CHALLENGE:
Find every line of the listing below where "text" appears, and copy it.

Stored records:
++++++++++++++++++++
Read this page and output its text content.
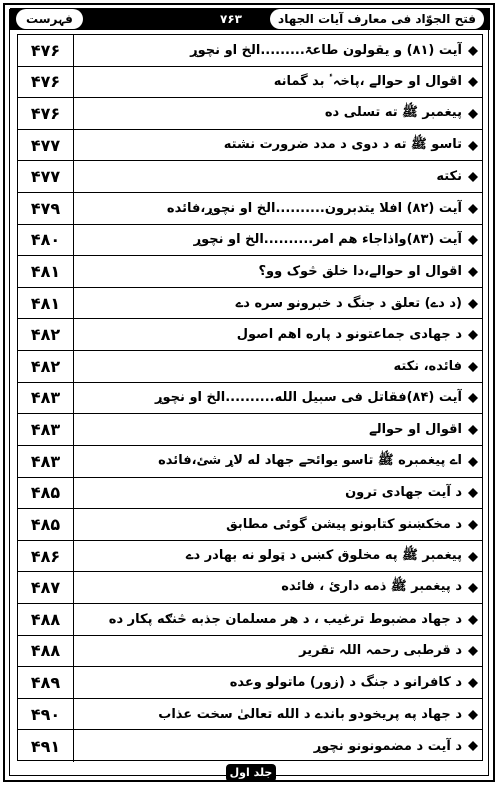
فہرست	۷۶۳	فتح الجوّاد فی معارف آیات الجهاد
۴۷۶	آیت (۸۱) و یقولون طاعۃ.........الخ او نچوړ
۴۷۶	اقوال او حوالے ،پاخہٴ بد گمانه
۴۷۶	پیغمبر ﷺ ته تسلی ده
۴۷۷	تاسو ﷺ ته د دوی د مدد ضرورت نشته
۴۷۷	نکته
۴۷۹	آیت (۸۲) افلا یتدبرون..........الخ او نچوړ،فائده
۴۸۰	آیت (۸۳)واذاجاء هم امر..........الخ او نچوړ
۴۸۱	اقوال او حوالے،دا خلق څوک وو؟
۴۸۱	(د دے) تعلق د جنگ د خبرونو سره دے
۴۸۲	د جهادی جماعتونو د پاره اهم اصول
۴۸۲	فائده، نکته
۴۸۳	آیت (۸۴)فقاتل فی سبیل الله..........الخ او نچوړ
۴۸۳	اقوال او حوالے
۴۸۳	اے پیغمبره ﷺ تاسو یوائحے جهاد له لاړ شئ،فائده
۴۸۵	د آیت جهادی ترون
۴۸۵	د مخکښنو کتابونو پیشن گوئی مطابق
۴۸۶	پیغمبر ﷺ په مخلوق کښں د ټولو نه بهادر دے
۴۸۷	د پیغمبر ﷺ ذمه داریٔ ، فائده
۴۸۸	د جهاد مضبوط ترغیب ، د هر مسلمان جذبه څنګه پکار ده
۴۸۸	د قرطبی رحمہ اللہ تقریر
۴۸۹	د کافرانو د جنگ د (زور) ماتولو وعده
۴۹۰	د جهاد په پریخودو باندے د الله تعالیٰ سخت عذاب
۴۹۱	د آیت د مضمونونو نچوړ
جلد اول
++++++++++++++++++++
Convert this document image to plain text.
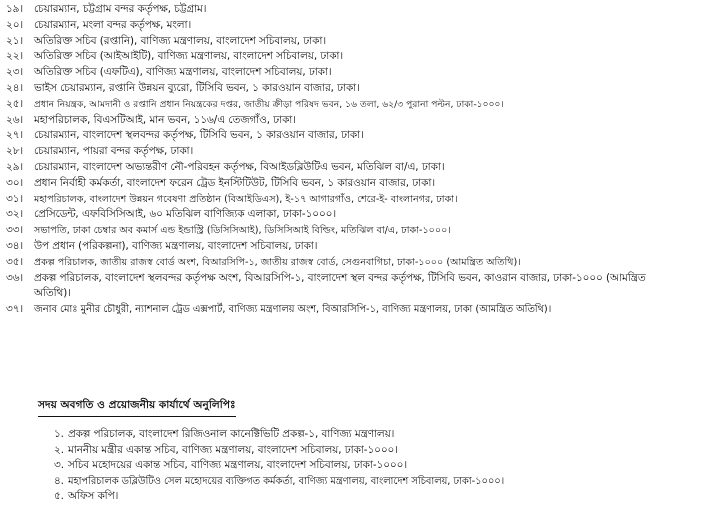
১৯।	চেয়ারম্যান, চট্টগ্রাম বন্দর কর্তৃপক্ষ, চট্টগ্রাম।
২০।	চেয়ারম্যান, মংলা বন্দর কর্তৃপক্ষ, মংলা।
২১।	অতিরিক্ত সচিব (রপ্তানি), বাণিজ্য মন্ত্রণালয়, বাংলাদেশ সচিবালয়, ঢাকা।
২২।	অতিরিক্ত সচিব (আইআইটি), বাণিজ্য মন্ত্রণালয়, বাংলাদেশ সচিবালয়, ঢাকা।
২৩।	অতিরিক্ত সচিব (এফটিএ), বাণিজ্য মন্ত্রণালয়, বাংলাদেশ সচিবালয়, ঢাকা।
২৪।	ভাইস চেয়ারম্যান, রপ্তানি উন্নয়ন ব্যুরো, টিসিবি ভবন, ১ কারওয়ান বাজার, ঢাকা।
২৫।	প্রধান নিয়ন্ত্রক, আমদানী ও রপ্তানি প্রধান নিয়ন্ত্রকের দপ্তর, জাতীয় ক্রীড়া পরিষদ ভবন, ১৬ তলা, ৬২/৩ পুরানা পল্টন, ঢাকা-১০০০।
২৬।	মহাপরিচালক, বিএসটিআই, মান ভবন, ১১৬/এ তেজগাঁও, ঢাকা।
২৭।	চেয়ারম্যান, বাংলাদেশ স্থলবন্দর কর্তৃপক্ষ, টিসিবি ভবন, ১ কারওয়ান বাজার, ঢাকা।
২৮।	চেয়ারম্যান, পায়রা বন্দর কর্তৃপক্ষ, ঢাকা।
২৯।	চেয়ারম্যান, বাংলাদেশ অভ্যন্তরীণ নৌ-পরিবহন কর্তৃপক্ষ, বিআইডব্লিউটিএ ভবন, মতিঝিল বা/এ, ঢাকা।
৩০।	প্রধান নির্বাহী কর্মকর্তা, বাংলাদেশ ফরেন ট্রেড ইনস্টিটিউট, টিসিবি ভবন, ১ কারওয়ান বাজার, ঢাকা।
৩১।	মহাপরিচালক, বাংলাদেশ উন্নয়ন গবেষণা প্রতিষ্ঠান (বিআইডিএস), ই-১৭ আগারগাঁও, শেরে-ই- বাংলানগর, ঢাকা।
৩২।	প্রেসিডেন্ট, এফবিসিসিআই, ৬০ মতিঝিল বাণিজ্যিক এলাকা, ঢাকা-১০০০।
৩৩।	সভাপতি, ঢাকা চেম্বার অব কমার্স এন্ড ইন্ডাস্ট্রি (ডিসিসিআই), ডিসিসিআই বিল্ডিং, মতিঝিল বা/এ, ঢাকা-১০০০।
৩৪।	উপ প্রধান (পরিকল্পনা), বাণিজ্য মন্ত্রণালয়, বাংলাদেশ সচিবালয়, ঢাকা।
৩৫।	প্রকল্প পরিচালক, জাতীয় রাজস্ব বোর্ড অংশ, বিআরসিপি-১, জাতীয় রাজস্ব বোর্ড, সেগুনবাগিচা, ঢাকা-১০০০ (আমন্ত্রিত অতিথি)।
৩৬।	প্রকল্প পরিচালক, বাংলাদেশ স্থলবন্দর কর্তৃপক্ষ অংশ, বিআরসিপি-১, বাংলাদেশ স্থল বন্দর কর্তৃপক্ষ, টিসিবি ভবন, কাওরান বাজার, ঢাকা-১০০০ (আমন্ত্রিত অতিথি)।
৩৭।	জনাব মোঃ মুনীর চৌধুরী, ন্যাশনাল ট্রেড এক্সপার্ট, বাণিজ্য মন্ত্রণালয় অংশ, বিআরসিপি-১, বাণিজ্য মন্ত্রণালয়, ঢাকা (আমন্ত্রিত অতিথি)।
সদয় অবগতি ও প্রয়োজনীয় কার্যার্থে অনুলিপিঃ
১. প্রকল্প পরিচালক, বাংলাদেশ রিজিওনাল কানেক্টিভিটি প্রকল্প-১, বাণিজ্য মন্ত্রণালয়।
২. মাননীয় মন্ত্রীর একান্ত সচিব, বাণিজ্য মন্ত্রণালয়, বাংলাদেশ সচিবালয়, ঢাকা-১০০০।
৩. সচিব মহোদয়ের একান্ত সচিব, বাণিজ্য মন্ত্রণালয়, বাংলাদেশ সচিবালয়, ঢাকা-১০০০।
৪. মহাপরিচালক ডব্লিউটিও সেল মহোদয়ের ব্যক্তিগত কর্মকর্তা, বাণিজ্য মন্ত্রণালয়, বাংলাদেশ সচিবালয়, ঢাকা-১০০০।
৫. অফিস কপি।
++++++++++++++++++++
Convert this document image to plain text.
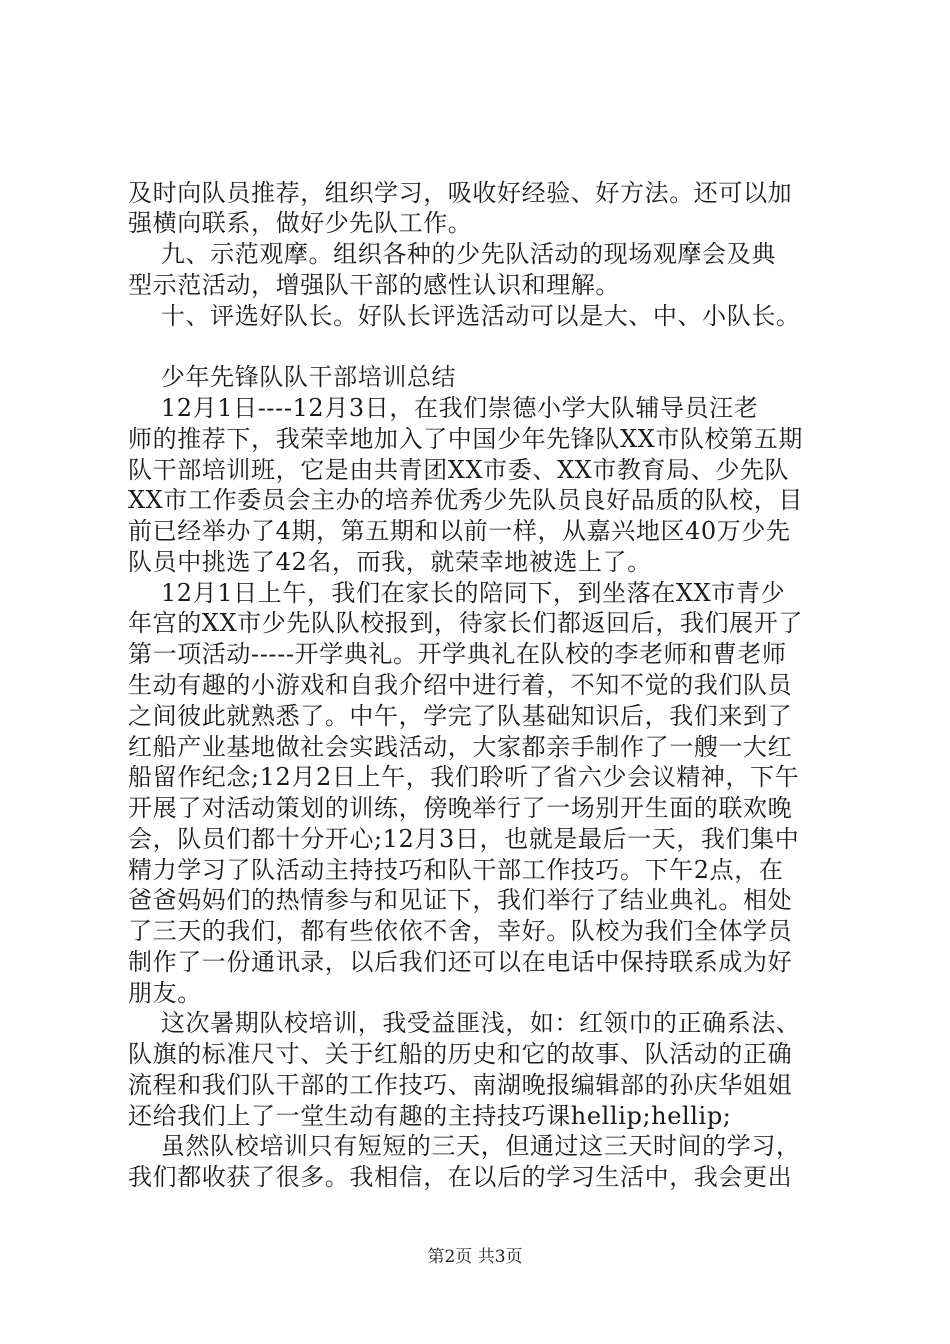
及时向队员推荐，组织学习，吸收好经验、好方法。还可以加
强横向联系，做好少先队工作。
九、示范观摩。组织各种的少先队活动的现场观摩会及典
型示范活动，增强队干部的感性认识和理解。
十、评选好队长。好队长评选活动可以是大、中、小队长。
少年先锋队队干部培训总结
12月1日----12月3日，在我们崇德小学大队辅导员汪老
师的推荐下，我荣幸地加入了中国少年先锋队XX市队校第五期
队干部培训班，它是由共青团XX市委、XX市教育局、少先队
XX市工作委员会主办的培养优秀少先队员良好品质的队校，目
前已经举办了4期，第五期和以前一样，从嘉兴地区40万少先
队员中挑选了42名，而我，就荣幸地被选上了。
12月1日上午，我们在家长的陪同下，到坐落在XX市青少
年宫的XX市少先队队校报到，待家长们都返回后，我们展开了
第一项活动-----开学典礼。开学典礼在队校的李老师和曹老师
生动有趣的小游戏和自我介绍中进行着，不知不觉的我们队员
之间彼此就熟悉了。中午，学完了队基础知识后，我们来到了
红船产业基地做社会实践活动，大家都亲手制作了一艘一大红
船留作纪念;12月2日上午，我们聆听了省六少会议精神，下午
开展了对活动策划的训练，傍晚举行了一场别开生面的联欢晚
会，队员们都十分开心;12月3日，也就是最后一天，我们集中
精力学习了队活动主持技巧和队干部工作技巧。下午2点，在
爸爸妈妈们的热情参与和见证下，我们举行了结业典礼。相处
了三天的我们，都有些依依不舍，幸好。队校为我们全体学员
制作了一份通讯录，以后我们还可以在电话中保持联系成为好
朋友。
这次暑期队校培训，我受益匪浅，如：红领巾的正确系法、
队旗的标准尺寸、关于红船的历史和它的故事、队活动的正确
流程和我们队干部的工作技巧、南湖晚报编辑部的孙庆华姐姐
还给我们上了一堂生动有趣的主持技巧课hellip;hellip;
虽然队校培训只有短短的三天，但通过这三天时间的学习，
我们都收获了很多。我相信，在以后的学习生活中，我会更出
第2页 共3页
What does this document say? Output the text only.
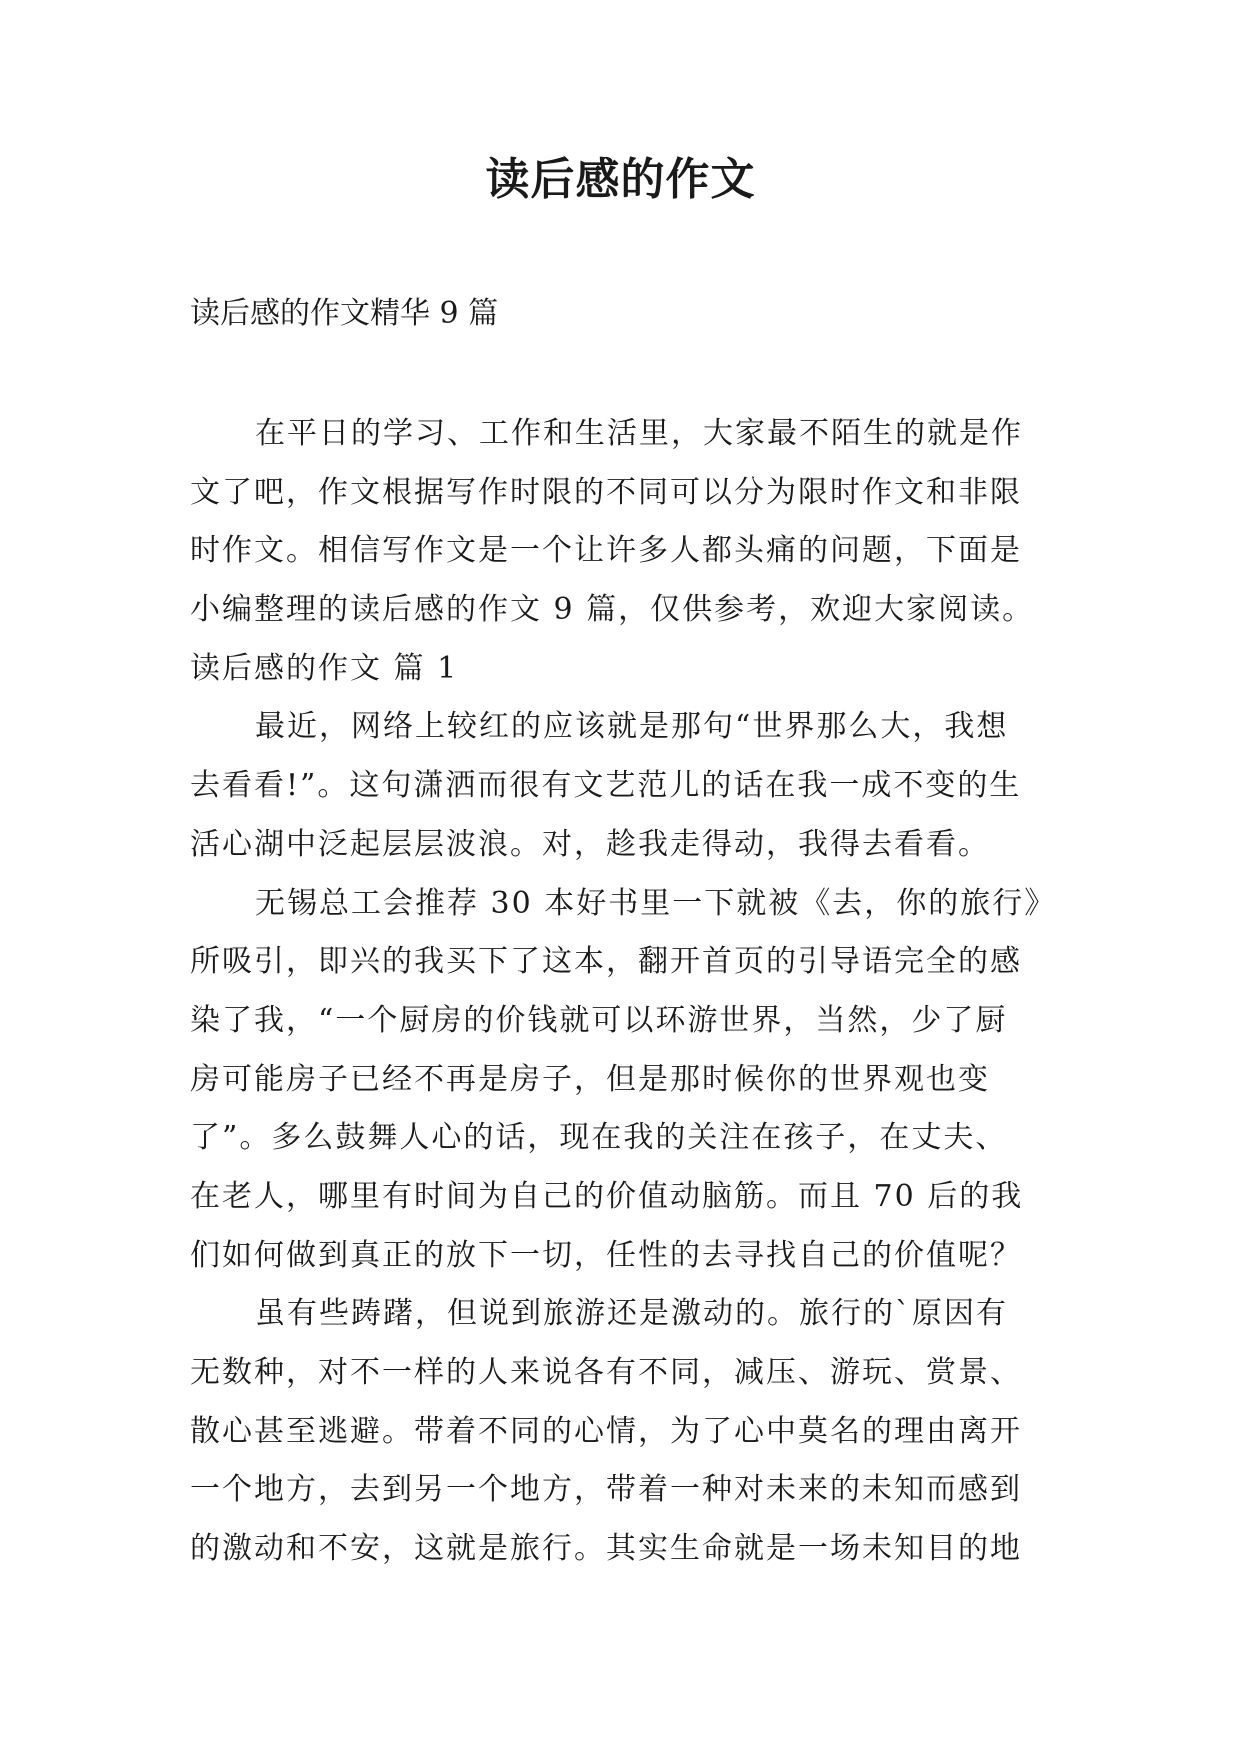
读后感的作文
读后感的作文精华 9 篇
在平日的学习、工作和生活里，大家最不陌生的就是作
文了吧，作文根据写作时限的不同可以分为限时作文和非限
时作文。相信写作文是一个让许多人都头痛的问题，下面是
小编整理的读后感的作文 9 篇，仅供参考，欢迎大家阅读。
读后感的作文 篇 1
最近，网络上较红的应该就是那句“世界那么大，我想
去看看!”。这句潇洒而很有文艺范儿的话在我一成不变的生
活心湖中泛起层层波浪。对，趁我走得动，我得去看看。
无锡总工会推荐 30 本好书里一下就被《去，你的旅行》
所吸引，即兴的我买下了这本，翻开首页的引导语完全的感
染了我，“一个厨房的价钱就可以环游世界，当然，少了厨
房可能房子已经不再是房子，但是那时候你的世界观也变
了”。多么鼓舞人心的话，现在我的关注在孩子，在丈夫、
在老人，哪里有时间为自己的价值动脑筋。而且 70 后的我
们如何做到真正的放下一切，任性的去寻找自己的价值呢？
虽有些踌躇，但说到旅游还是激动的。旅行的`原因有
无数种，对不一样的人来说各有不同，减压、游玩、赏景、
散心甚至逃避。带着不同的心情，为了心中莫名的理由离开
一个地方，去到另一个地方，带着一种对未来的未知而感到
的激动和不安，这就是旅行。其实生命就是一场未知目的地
++++++++++++++++++++
SOLVED PROBLEM:
Read this page and output its text content.
Convert this document image to plain text.
Convert this document image to plain text.
What does this document say? Output the text only.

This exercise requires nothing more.